= To be done =
Show every line of the listing below that contains the string "decorative".

= Element and region data =
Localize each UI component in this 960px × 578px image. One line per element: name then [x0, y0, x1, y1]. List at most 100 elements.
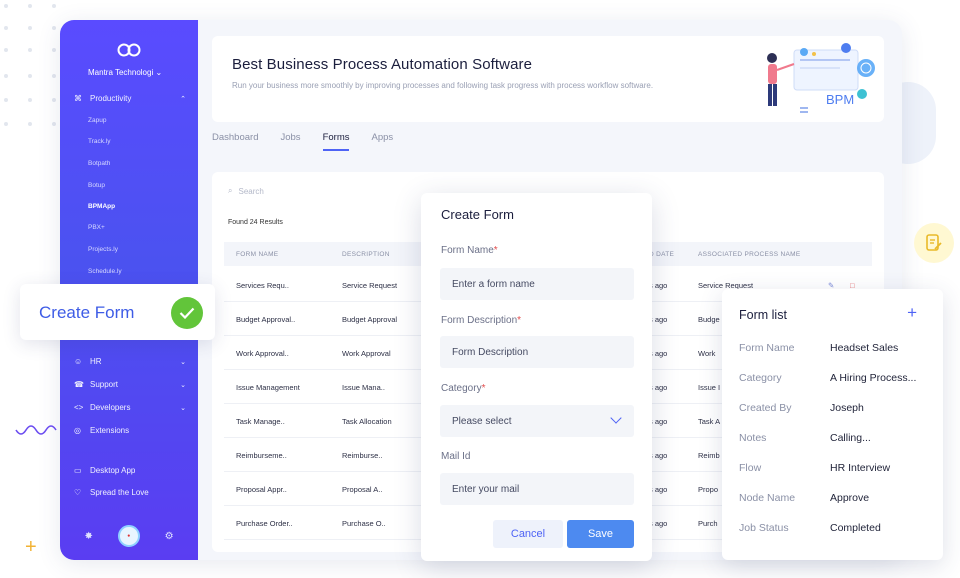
sidebar-item-label: Support: [90, 380, 119, 389]
sidebar-app-bpmapp[interactable]: BPMApp: [88, 203, 115, 210]
sidebar-item-label: HR: [90, 357, 102, 366]
code-icon: <>: [74, 403, 84, 412]
decorative-dot: [52, 98, 56, 102]
sidebar-item-spread-the-love[interactable]: ♡ Spread the Love: [74, 488, 186, 497]
chevron-up-icon: ⌃: [180, 95, 186, 103]
table-cell-name: Issue Management: [236, 383, 300, 392]
decorative-dot: [4, 26, 8, 30]
sidebar-item-label: Developers: [90, 403, 131, 412]
form-list-card: Form list + Form Name Headset Sales Catego…: [722, 289, 943, 560]
form-list-key: Job Status: [739, 522, 789, 534]
tab-dashboard[interactable]: Dashboard: [212, 132, 258, 151]
table-cell-process: Work: [698, 349, 716, 358]
sidebar-item-extensions[interactable]: ◎ Extensions: [74, 426, 186, 435]
org-switcher[interactable]: Mantra Technologi ⌄: [88, 68, 162, 77]
mail-input[interactable]: [440, 473, 634, 505]
form-description-input[interactable]: [440, 336, 634, 368]
cancel-button[interactable]: Cancel: [493, 520, 563, 548]
table-cell-process: Budge: [698, 315, 720, 324]
sidebar-app-botpath[interactable]: Botpath: [88, 160, 110, 167]
category-select[interactable]: Please select: [440, 405, 634, 437]
table-cell-process: Task A: [698, 417, 721, 426]
squiggle-decoration: [15, 425, 57, 435]
tab-jobs[interactable]: Jobs: [280, 132, 300, 151]
table-cell-process: Issue I: [698, 383, 721, 392]
command-icon: ⌘: [74, 94, 82, 103]
table-cell-name: Work Approval..: [236, 349, 289, 358]
bpm-illustration-icon: [767, 43, 875, 113]
form-list-title: Form list: [739, 308, 787, 322]
monitor-icon: ▭: [74, 466, 82, 475]
form-list-key: Notes: [739, 432, 767, 444]
tab-forms[interactable]: Forms: [322, 132, 349, 151]
globe-icon: ◎: [74, 426, 81, 435]
form-list-value: A Hiring Process...: [830, 372, 917, 384]
sidebar-app-pbx[interactable]: PBX+: [88, 224, 105, 231]
form-list-value: Completed: [830, 522, 881, 534]
form-list-key: Form Name: [739, 342, 795, 354]
sidebar-item-label: Extensions: [90, 426, 130, 435]
sidebar-item-hr[interactable]: ☺ HR ⌄: [74, 357, 186, 366]
mail-label: Mail Id: [441, 451, 471, 462]
sidebar-app-zapup[interactable]: Zapup: [88, 117, 106, 124]
tab-bar: Dashboard Jobs Forms Apps: [212, 132, 393, 151]
decorative-dot: [28, 26, 32, 30]
column-header: DESCRIPTION: [342, 251, 390, 258]
table-cell-desc: Task Allocation: [342, 417, 392, 426]
sidebar-app-projectsly[interactable]: Projects.ly: [88, 246, 118, 253]
chevron-down-icon: ⌄: [180, 404, 186, 412]
chevron-down-icon: ⌄: [155, 68, 163, 77]
search-input[interactable]: ⌕ Search: [228, 186, 264, 196]
sidebar-app-schedulely[interactable]: Schedule.ly: [88, 268, 122, 275]
org-name: Mantra Technologi: [88, 68, 154, 77]
table-cell-process: Purch: [698, 519, 718, 528]
check-icon: [171, 297, 203, 329]
create-form-callout[interactable]: Create Form: [20, 284, 215, 340]
app-logo-icon: [117, 43, 141, 57]
table-cell-name: Budget Approval..: [236, 315, 296, 324]
add-form-button[interactable]: +: [907, 304, 917, 321]
decorative-dot: [4, 98, 8, 102]
decorative-dot: [52, 74, 56, 78]
sidebar-item-desktop-app[interactable]: ▭ Desktop App: [74, 466, 186, 475]
decorative-dot: [28, 122, 32, 126]
decorative-dot: [4, 48, 8, 52]
avatar[interactable]: ●: [117, 525, 140, 547]
column-header: FORM NAME: [236, 251, 279, 258]
category-label: Category*: [441, 383, 486, 394]
document-edit-icon: [914, 223, 954, 263]
table-cell-desc: Service Request: [342, 281, 398, 290]
sidebar-item-developers[interactable]: <> Developers ⌄: [74, 403, 186, 412]
bpm-illustration-label: BPM: [826, 92, 855, 107]
form-list-value: Joseph: [830, 402, 864, 414]
form-name-input[interactable]: [440, 268, 634, 300]
table-cell-name: Proposal Appr..: [236, 485, 287, 494]
table-cell-desc: Proposal A..: [342, 485, 383, 494]
table-cell-name: Reimburseme..: [236, 451, 287, 460]
column-header: D DATE: [649, 251, 675, 258]
sidebar-app-botup[interactable]: Botup: [88, 182, 105, 189]
sidebar-item-support[interactable]: ☎ Support ⌄: [74, 380, 186, 389]
tab-apps[interactable]: Apps: [371, 132, 393, 151]
decorative-dot: [28, 4, 32, 8]
form-list-value: Calling...: [830, 432, 871, 444]
stage: Mantra Technologi ⌄ ⌘ Productivity ⌃ Zap…: [0, 0, 960, 578]
decorative-dot: [52, 26, 56, 30]
sidebar-item-label: Spread the Love: [90, 488, 149, 497]
save-button[interactable]: Save: [567, 520, 634, 548]
decorative-dot: [28, 74, 32, 78]
decorative-dot: [4, 4, 8, 8]
sidebar-item-productivity[interactable]: ⌘ Productivity ⌃: [74, 94, 186, 103]
category-value: Please select: [452, 415, 512, 427]
table-cell-desc: Work Approval: [342, 349, 391, 358]
sidebar-app-trackly[interactable]: Track.ly: [88, 138, 111, 145]
table-cell-name: Task Manage..: [236, 417, 285, 426]
search-placeholder: Search: [238, 186, 264, 196]
headset-icon: ☎: [74, 380, 84, 389]
create-form-modal: Create Form Form Name* Form Description*…: [421, 193, 652, 561]
rocket-icon[interactable]: ✸: [84, 531, 92, 542]
table-cell-desc: Purchase O..: [342, 519, 386, 528]
table-cell-process: Propo: [698, 485, 719, 494]
gear-icon[interactable]: ⚙: [165, 531, 174, 542]
results-count: Found 24 Results: [228, 219, 283, 226]
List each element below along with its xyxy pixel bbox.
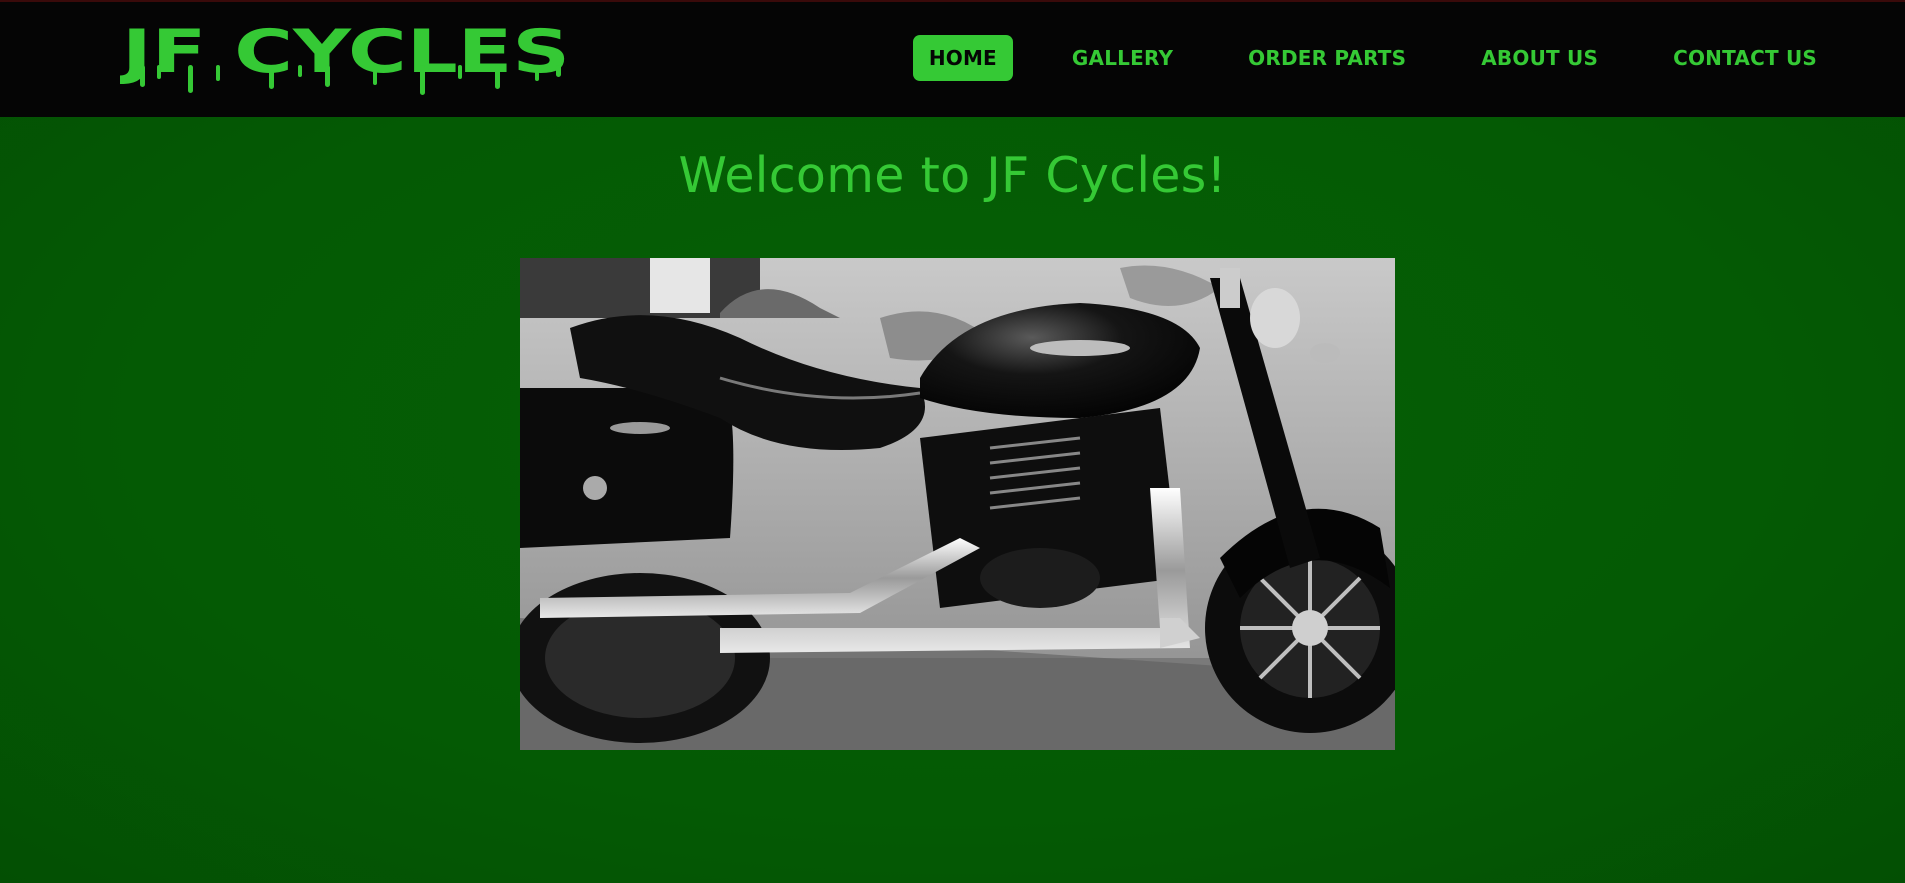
nav-home[interactable]: HOME bbox=[912, 35, 1013, 81]
nav-order-parts[interactable]: ORDER PARTS bbox=[1232, 35, 1422, 81]
nav-contact-us[interactable]: CONTACT US bbox=[1657, 35, 1833, 81]
nav-gallery[interactable]: GALLERY bbox=[1056, 35, 1189, 81]
main-content: Welcome to JF Cycles! bbox=[0, 117, 1905, 883]
logo-text: JF CYCLES bbox=[120, 17, 570, 87]
site-logo[interactable]: .lg { font-family: "DejaVu Sans", sans-s… bbox=[120, 10, 580, 102]
hero-motorcycle-image bbox=[520, 258, 1395, 750]
main-nav: HOME GALLERY ORDER PARTS ABOUT US CONTAC… bbox=[912, 35, 1833, 81]
page-title: Welcome to JF Cycles! bbox=[678, 147, 1227, 204]
nav-about-us[interactable]: ABOUT US bbox=[1465, 35, 1614, 81]
site-header: .lg { font-family: "DejaVu Sans", sans-s… bbox=[0, 2, 1905, 117]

= Correct answer =
decorative-dot: [52, 98, 56, 102]
decorative-dot: [4, 26, 8, 30]
decorative-dot: [28, 26, 32, 30]
decorative-dot: [4, 98, 8, 102]
decorative-dot: [52, 74, 56, 78]
decorative-dot: [28, 122, 32, 126]
decorative-dot: [4, 48, 8, 52]
decorative-dot: [28, 4, 32, 8]
decorative-dot: [52, 26, 56, 30]
decorative-dot: [28, 74, 32, 78]
decorative-dot: [4, 4, 8, 8]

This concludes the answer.